▸ **What you are asked to do**
In the listing below, pick out lines with "usage".

▸ **Data for this task**
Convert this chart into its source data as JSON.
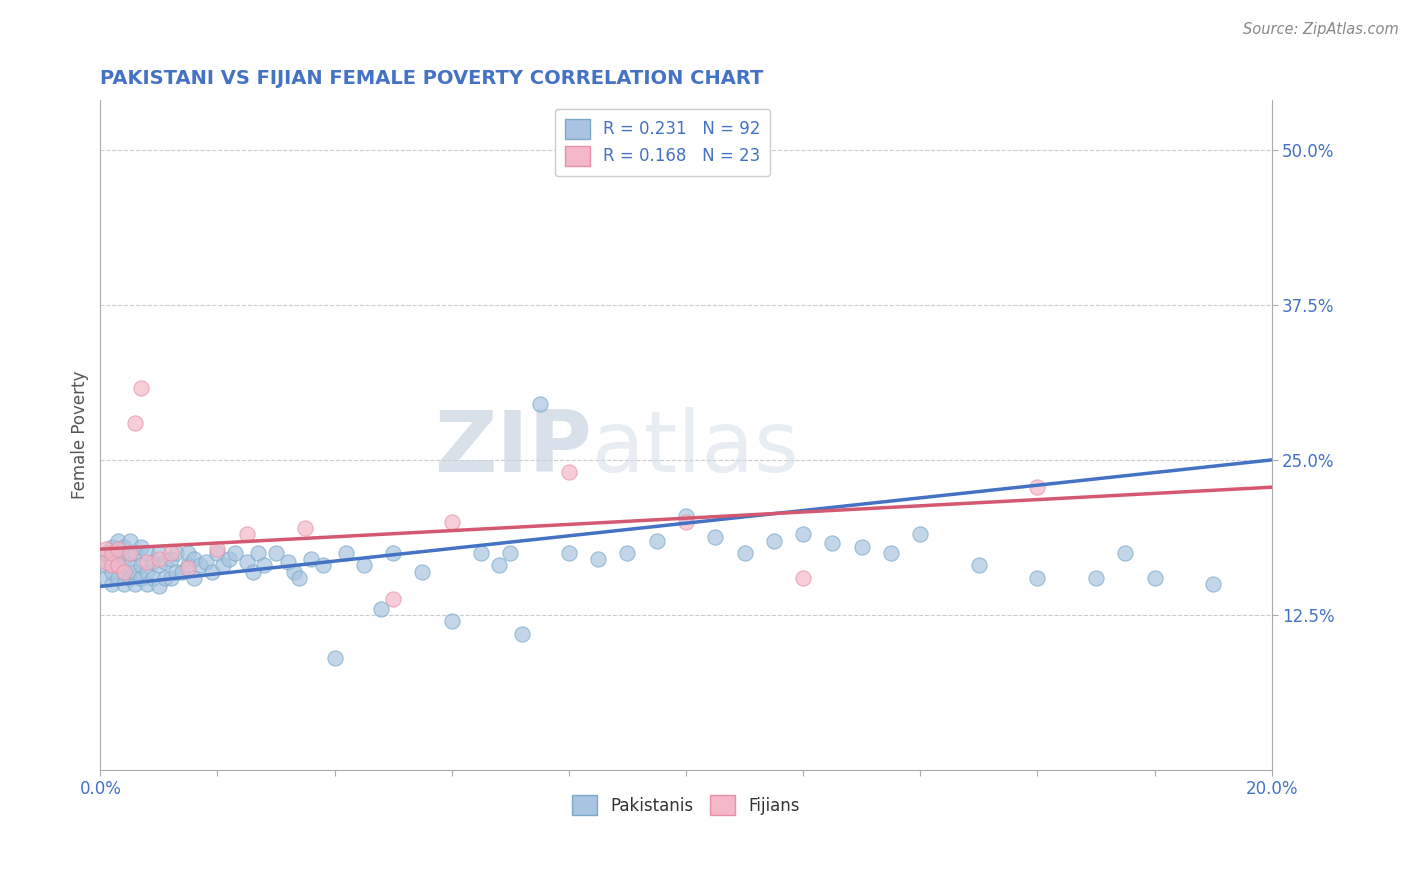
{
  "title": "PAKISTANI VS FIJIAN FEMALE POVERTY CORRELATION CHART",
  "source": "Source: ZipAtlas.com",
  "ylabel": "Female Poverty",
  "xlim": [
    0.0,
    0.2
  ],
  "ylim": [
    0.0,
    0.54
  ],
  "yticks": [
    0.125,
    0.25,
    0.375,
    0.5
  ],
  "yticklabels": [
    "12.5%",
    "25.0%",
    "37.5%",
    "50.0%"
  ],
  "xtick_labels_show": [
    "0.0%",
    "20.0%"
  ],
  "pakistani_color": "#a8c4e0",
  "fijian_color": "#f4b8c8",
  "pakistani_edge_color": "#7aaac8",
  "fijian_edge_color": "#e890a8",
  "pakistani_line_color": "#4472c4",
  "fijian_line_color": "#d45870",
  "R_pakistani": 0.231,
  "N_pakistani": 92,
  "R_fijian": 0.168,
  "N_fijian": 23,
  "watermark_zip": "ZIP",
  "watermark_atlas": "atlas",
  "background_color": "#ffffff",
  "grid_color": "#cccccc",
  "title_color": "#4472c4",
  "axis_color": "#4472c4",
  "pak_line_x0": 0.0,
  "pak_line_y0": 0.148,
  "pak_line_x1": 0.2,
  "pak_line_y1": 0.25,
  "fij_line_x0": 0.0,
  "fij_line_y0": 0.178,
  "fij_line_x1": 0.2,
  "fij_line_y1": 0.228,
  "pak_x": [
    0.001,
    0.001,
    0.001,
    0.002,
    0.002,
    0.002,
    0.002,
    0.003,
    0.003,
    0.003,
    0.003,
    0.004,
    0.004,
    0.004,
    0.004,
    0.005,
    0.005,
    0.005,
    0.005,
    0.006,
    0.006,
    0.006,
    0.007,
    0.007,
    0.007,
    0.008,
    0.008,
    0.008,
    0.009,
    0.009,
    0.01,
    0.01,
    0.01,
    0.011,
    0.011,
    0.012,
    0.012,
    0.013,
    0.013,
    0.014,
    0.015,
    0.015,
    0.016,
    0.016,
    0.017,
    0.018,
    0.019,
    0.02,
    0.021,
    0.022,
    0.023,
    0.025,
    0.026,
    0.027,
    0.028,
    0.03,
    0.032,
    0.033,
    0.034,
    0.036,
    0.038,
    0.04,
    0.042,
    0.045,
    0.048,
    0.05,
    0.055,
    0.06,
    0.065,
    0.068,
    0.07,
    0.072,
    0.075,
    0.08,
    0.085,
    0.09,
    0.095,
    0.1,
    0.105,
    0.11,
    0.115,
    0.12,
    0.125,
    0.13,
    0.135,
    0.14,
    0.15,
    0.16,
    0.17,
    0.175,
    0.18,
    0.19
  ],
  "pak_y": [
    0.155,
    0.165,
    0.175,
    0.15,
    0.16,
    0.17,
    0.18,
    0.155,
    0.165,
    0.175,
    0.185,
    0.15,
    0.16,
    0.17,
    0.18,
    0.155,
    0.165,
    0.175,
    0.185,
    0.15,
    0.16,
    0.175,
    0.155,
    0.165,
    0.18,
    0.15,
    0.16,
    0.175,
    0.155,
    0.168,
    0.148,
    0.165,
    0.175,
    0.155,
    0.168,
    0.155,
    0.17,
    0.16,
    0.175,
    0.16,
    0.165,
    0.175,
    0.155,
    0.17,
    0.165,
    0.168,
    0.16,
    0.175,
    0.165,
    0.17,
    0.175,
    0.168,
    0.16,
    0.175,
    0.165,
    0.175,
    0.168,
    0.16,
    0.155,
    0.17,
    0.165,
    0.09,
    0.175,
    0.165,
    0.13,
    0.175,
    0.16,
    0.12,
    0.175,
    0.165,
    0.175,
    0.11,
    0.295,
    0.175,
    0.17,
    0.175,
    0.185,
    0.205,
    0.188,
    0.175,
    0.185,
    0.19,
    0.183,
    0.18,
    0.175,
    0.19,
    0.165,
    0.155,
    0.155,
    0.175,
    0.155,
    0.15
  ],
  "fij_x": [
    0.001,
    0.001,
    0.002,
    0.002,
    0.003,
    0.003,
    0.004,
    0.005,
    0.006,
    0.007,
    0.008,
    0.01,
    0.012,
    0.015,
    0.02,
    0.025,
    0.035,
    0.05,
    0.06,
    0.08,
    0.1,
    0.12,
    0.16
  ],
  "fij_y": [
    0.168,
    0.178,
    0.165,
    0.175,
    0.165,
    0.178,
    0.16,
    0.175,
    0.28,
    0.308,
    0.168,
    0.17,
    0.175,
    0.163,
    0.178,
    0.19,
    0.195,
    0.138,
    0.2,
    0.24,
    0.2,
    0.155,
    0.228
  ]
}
---
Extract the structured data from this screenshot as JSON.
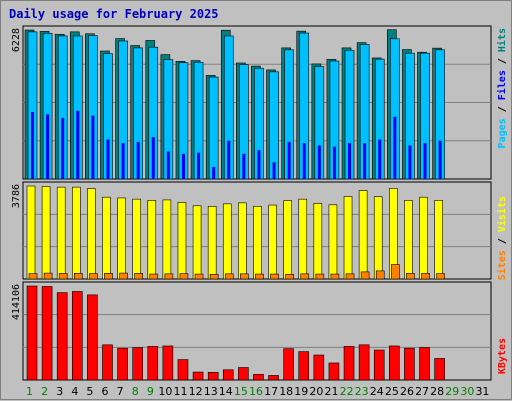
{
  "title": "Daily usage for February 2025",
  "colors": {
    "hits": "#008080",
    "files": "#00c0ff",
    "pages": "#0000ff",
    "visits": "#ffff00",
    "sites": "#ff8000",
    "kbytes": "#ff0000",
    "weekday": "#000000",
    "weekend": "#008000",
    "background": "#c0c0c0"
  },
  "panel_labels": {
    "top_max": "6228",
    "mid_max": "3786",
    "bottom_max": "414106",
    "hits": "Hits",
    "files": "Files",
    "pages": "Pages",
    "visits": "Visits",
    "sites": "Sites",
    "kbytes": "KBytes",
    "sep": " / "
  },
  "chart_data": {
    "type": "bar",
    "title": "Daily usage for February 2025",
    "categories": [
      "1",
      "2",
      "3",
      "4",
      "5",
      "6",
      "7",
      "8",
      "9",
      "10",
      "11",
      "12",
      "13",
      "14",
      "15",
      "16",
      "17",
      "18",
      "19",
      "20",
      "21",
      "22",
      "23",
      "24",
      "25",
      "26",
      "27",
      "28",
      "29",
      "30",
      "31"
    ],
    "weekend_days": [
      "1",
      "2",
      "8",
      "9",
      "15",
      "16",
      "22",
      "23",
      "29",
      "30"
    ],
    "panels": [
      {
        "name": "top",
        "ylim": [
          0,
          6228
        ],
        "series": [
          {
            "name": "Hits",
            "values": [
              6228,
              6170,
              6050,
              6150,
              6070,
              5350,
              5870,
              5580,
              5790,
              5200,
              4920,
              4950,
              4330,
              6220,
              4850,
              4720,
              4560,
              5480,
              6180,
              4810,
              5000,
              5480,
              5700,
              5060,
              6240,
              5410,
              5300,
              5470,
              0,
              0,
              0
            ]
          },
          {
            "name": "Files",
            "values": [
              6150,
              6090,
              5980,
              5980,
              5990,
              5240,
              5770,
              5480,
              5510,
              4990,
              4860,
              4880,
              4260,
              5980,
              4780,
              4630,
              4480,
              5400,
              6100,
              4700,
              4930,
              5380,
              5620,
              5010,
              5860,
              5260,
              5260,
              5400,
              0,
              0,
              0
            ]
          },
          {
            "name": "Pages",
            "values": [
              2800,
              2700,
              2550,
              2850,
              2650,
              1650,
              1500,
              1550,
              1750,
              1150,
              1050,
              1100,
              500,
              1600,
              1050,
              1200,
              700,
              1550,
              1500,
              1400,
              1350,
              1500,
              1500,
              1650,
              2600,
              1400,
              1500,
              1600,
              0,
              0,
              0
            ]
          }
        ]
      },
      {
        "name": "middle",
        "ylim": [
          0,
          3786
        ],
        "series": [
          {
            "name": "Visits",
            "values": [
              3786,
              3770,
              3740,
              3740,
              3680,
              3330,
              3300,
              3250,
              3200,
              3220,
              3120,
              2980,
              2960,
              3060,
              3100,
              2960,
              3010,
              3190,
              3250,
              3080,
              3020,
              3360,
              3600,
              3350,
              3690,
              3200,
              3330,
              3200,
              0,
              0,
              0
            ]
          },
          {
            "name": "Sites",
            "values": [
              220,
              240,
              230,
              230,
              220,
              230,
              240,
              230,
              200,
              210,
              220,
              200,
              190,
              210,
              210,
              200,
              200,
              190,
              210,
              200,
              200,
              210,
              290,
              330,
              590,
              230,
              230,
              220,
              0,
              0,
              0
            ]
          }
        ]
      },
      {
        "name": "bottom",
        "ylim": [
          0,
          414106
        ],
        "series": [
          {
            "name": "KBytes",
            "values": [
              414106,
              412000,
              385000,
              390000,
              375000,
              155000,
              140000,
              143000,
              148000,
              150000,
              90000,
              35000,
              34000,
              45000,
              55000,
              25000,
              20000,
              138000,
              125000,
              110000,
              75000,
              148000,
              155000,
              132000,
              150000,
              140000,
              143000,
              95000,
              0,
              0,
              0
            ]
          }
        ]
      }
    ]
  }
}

▸ **Answer below**
  "title": "Daily usage for February 2025",
    "title": "Daily usage for February 2025",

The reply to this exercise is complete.